PROBLEM STATEMENT — Look through the listing below and give the number of lines that hold "screenshot". Say nothing more.

SUPPLIED DATA —
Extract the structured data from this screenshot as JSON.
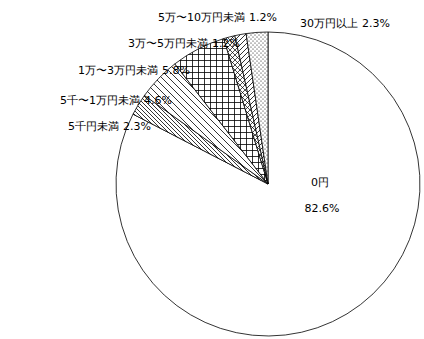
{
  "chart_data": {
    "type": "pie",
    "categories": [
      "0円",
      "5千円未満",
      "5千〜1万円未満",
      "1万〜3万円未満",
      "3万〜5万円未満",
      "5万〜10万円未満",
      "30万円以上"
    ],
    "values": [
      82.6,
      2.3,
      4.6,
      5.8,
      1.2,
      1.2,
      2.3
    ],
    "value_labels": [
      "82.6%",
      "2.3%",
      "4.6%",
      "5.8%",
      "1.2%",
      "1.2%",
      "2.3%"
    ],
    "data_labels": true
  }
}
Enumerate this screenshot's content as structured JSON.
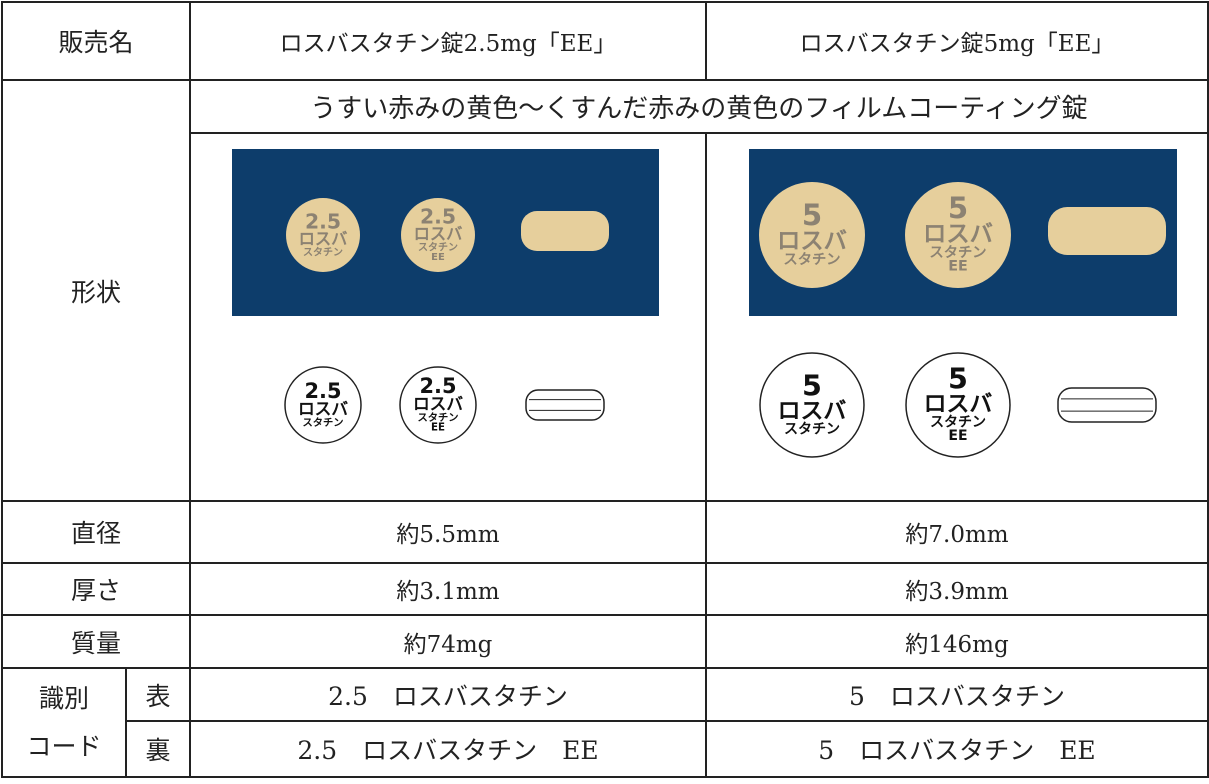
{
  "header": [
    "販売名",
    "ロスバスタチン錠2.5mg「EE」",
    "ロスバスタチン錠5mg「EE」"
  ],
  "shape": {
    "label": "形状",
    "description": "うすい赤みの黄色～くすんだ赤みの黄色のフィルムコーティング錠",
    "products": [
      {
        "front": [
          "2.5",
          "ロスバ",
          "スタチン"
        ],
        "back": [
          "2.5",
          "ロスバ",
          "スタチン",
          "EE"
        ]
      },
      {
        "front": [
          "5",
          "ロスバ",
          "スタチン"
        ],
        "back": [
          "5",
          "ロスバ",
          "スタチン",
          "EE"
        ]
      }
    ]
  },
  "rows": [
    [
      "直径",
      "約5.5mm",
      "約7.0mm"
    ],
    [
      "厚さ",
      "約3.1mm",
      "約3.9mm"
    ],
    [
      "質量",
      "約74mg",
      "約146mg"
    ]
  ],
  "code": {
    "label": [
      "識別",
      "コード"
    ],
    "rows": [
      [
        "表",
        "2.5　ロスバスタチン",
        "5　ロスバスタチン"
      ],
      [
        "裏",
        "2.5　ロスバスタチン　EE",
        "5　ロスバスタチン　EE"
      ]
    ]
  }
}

FINAL ANSWER — 2